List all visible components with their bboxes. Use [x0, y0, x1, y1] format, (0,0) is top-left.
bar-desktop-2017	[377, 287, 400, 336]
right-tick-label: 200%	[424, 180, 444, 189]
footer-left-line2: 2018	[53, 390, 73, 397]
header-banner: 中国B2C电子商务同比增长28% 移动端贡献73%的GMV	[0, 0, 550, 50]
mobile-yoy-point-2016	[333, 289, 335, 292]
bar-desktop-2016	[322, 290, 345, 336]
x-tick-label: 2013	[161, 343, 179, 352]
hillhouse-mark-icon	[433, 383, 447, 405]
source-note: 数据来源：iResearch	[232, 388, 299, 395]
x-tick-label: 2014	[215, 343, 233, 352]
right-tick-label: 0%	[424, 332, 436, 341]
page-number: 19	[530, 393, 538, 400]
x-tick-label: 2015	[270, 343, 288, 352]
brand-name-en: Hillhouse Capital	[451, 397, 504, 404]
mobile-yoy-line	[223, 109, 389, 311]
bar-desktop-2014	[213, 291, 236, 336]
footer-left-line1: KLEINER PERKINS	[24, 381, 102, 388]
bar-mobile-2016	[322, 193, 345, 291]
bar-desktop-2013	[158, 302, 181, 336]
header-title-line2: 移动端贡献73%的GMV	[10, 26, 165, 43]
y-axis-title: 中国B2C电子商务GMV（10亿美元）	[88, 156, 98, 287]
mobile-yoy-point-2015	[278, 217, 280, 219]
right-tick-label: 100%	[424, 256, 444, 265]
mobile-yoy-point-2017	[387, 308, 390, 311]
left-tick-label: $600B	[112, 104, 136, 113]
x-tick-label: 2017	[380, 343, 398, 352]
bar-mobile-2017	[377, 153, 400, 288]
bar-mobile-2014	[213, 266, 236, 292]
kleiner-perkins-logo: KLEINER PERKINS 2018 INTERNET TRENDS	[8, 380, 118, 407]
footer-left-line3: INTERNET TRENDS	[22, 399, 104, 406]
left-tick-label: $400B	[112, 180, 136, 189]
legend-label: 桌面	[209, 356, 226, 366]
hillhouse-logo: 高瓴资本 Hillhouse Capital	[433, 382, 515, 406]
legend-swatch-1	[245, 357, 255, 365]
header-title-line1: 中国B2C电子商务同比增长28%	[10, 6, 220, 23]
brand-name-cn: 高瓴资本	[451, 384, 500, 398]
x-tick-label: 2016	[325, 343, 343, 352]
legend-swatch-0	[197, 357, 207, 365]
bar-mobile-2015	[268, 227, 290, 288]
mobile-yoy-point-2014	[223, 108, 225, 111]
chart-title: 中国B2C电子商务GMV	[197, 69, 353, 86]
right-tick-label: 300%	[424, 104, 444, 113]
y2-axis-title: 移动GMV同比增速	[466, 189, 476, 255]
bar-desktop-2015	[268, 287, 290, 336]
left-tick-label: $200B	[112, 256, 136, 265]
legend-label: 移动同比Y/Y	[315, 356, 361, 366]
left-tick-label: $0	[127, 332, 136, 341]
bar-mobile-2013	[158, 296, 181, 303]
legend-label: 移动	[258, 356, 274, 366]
* * * * *
List every line of the material above that contains the string "point". Case counts.

mobile-yoy-point-2016	[333, 289, 335, 292]
mobile-yoy-point-2015	[278, 217, 280, 219]
mobile-yoy-point-2017	[387, 308, 390, 311]
mobile-yoy-point-2014	[223, 108, 225, 111]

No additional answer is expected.